**Exercise instructions**. Quote every line as given.

**Records to use**.

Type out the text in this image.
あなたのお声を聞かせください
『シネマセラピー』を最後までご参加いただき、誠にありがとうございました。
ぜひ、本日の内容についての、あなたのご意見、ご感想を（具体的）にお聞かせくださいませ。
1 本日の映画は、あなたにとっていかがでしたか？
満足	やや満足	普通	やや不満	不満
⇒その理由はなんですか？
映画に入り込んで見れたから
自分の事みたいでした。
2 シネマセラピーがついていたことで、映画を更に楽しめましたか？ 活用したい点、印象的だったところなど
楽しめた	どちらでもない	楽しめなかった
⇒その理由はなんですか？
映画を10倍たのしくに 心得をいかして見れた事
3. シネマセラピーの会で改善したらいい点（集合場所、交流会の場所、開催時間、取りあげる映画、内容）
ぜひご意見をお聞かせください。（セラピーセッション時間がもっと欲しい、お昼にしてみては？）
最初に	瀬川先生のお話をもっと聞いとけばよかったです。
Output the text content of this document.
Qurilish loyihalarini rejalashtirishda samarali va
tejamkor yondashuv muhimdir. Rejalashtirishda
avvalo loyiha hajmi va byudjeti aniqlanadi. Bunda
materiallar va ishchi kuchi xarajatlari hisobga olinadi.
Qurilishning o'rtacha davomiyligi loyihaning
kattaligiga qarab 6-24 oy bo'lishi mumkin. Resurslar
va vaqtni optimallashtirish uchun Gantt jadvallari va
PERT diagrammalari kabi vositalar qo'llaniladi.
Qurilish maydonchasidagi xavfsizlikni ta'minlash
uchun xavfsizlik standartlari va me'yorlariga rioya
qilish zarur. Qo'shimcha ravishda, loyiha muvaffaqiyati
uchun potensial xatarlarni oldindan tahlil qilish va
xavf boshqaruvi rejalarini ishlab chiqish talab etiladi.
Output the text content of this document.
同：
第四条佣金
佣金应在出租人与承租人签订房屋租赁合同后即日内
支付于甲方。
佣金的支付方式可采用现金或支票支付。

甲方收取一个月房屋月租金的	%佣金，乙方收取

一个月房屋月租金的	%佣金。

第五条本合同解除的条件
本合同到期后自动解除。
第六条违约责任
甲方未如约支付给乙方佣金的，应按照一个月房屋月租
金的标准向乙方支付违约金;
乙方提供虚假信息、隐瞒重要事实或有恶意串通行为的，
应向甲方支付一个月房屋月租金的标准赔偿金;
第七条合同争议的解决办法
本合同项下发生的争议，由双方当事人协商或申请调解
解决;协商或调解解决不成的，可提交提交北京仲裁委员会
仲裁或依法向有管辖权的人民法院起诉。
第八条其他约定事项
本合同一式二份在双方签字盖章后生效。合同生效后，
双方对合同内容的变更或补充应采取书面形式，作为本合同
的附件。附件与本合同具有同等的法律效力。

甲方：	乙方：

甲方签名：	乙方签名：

**Output**.
Type out the text in this image.
あなたのお声を聞かせください
『シネマセラピー』を最後までご参加いただき、誠にありがとうございました。
ぜひ、本日の内容についての、あなたのご意見、ご感想を（具体的）にお聞かせくださいませ。
1 本日の映画は、あなたにとっていかがでしたか？
満足	やや満足	普通	やや不満	不満
⇒その理由はなんですか？
映画に入り込んで見れたから
自分の事みたいでした。
2 シネマセラピーがついていたことで、映画を更に楽しめましたか？ 活用したい点、印象的だったところなど
楽しめた	どちらでもない	楽しめなかった
⇒その理由はなんですか？
映画を10倍たのしくに 心得をいかして見れた事
3. シネマセラピーの会で改善したらいい点（集合場所、交流会の場所、開催時間、取りあげる映画、内容）
ぜひご意見をお聞かせください。（セラピーセッション時間がもっと欲しい、お昼にしてみては？）
最初に	瀬川先生のお話をもっと聞いとけばよかったです。
Output the text content of this document.
Qurilish loyihalarini rejalashtirishda samarali va
tejamkor yondashuv muhimdir. Rejalashtirishda
avvalo loyiha hajmi va byudjeti aniqlanadi. Bunda
materiallar va ishchi kuchi xarajatlari hisobga olinadi.
Qurilishning o'rtacha davomiyligi loyihaning
kattaligiga qarab 6-24 oy bo'lishi mumkin. Resurslar
va vaqtni optimallashtirish uchun Gantt jadvallari va
PERT diagrammalari kabi vositalar qo'llaniladi.
Qurilish maydonchasidagi xavfsizlikni ta'minlash
uchun xavfsizlik standartlari va me'yorlariga rioya
qilish zarur. Qo'shimcha ravishda, loyiha muvaffaqiyati
uchun potensial xatarlarni oldindan tahlil qilish va
xavf boshqaruvi rejalarini ishlab chiqish talab etiladi.
Output the text content of this document.
同：
第四条佣金
佣金应在出租人与承租人签订房屋租赁合同后即日内
支付于甲方。
佣金的支付方式可采用现金或支票支付。

甲方收取一个月房屋月租金的	%佣金，乙方收取

一个月房屋月租金的	%佣金。

第五条本合同解除的条件
本合同到期后自动解除。
第六条违约责任
甲方未如约支付给乙方佣金的，应按照一个月房屋月租
金的标准向乙方支付违约金;
乙方提供虚假信息、隐瞒重要事实或有恶意串通行为的，
应向甲方支付一个月房屋月租金的标准赔偿金;
第七条合同争议的解决办法
本合同项下发生的争议，由双方当事人协商或申请调解
解决;协商或调解解决不成的，可提交提交北京仲裁委员会
仲裁或依法向有管辖权的人民法院起诉。
第八条其他约定事项
本合同一式二份在双方签字盖章后生效。合同生效后，
双方对合同内容的变更或补充应采取书面形式，作为本合同
的附件。附件与本合同具有同等的法律效力。

甲方：	乙方：

甲方签名：	乙方签名：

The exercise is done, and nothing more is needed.